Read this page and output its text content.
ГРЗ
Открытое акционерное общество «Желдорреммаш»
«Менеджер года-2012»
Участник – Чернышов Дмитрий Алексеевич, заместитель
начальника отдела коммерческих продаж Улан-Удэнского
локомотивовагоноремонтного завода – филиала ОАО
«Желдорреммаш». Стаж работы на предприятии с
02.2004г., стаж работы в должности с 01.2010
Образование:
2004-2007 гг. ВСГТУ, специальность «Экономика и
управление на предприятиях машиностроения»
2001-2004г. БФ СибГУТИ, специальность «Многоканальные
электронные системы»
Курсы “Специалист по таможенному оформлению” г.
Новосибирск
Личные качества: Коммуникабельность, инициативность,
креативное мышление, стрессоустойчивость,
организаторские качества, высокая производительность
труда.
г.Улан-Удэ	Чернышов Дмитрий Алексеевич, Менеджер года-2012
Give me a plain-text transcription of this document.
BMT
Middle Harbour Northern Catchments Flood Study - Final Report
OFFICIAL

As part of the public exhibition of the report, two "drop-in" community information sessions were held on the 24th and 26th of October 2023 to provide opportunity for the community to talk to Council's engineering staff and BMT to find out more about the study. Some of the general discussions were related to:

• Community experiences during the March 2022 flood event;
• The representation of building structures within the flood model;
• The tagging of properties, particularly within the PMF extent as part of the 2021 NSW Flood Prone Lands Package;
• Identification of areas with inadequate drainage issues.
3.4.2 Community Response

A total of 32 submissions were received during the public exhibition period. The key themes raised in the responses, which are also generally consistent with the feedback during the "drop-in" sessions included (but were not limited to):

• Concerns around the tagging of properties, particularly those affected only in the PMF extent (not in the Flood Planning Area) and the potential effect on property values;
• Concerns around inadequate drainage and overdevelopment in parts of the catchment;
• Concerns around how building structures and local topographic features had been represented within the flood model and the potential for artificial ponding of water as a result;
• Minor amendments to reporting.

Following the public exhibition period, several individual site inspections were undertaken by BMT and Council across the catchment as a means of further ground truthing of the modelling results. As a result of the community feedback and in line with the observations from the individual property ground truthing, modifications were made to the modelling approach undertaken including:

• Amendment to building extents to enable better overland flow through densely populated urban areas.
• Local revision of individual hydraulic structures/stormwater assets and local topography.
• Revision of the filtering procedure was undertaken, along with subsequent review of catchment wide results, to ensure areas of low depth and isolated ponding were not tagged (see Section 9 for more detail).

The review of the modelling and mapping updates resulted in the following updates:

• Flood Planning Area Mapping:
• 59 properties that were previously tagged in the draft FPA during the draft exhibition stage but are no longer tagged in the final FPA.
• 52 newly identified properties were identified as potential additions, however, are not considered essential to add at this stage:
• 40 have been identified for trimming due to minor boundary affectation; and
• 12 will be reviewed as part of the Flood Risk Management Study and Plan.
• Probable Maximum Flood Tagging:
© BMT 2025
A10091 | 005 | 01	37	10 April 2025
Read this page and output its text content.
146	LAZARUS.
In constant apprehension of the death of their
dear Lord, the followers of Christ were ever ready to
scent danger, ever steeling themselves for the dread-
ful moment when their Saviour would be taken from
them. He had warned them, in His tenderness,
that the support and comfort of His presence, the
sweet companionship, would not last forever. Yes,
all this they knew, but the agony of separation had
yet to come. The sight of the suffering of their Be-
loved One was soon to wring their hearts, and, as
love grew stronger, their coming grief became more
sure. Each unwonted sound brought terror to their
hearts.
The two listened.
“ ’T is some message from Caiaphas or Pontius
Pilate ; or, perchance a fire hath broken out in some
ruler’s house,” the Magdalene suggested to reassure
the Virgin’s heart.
━━━━━━━━━━━━━━━━━━━━
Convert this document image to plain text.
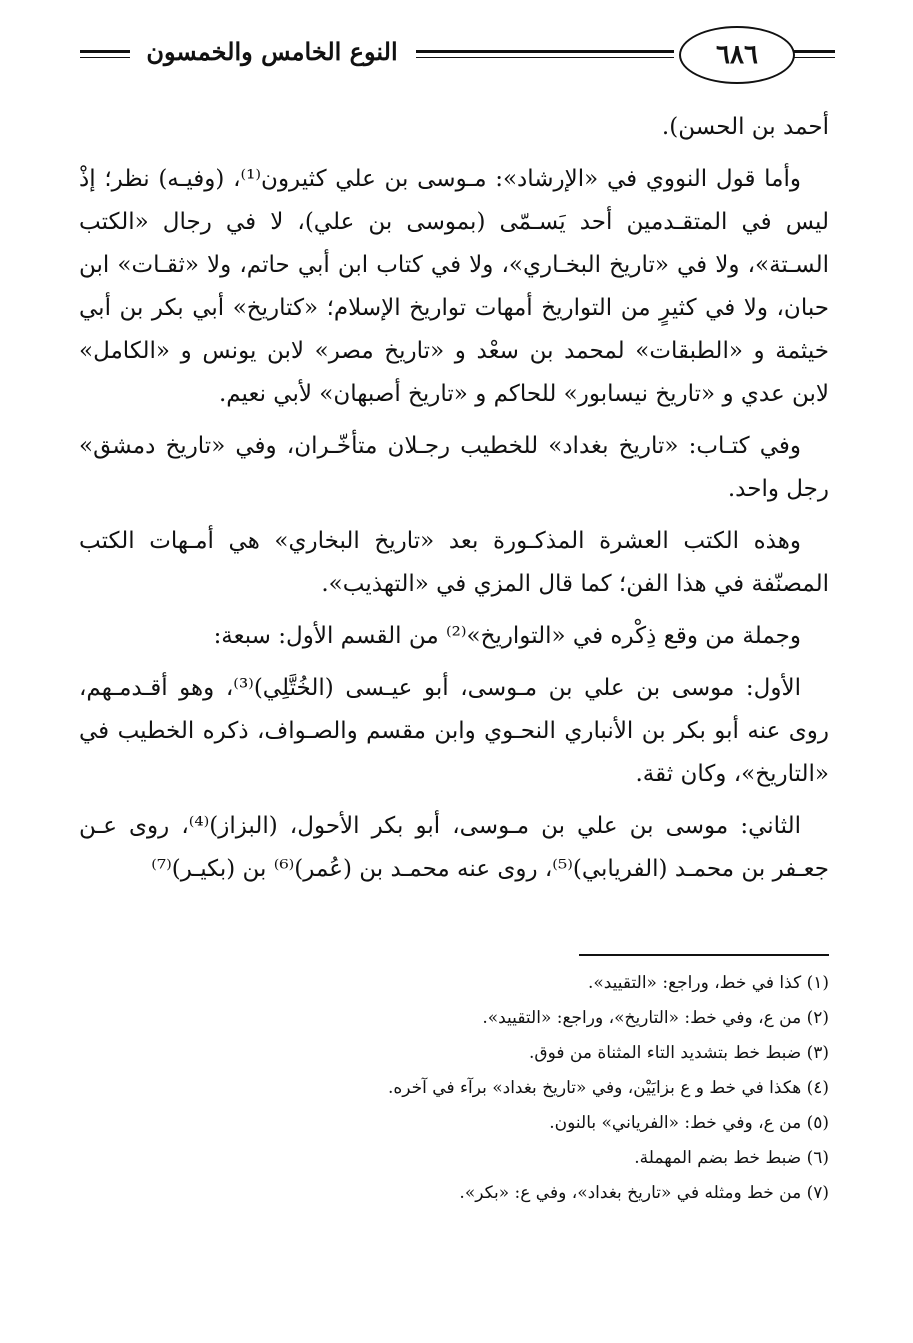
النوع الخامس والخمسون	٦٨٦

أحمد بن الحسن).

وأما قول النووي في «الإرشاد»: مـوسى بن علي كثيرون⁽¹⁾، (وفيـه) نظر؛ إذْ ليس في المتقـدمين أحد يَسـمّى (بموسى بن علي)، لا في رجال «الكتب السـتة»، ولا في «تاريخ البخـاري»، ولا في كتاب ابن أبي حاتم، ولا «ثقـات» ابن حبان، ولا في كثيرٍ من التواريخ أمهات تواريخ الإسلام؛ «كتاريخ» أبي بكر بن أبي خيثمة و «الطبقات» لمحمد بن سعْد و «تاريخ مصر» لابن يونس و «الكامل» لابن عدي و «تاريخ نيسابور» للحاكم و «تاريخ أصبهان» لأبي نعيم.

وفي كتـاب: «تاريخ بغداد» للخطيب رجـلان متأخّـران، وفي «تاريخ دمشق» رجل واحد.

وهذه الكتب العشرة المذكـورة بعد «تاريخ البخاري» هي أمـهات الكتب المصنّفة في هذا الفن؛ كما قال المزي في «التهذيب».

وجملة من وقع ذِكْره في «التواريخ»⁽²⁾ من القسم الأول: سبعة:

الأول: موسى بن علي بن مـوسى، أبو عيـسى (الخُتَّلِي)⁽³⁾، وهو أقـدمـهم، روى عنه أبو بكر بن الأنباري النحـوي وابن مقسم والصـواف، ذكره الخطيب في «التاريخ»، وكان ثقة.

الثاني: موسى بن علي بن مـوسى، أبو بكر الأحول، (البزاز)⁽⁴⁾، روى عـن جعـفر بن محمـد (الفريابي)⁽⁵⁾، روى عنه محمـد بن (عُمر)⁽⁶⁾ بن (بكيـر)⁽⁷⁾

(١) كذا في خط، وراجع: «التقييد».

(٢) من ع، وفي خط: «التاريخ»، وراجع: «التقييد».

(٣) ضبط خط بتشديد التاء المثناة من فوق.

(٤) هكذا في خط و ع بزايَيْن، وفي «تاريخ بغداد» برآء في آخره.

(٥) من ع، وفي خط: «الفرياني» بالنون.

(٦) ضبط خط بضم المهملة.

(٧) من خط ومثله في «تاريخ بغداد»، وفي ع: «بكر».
━━━━━━━━━━━━━━━━━━━━
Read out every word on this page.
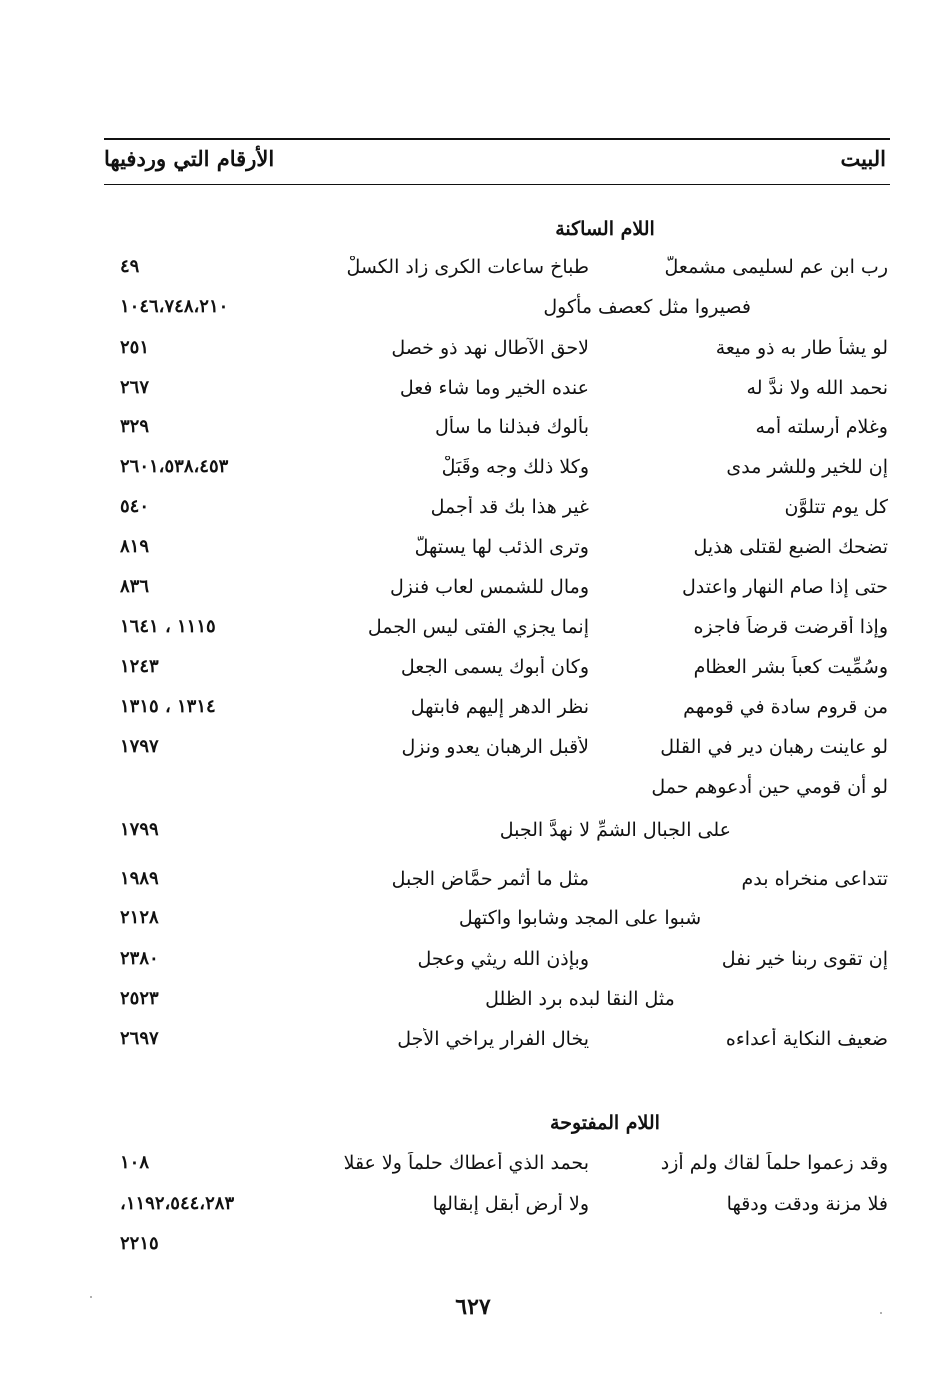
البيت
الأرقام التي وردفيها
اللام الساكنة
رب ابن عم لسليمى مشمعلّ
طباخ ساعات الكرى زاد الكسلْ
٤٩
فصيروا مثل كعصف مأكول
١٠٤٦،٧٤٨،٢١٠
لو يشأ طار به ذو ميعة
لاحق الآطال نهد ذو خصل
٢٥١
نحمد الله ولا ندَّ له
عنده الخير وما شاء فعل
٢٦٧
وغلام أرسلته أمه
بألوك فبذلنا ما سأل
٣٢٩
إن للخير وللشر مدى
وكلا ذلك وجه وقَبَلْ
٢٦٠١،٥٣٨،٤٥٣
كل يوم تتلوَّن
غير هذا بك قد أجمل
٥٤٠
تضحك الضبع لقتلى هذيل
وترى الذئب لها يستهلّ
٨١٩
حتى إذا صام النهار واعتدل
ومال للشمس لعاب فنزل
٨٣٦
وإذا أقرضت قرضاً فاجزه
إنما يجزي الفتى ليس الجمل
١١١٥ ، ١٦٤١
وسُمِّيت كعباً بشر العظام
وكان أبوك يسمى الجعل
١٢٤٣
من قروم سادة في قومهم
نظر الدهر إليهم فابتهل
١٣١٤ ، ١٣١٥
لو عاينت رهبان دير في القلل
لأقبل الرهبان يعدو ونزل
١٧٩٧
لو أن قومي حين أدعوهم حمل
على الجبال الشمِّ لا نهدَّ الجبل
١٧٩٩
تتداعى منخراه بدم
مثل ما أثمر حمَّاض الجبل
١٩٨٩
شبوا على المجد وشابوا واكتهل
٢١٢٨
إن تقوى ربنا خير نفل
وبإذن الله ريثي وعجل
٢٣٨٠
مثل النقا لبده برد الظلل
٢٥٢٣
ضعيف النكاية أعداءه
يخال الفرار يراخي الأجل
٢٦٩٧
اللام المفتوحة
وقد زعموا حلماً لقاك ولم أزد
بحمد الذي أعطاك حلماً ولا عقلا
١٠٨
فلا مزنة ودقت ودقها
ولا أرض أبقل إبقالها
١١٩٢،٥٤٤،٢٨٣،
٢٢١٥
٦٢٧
━━━━━━━━━━━━━━━━━━━━
▶ WORK TO COMPLETE: Tell how many lines above contain the word "potential". Give the number alone.

▶ RESPONSE FOR THIS EXERCISE: 3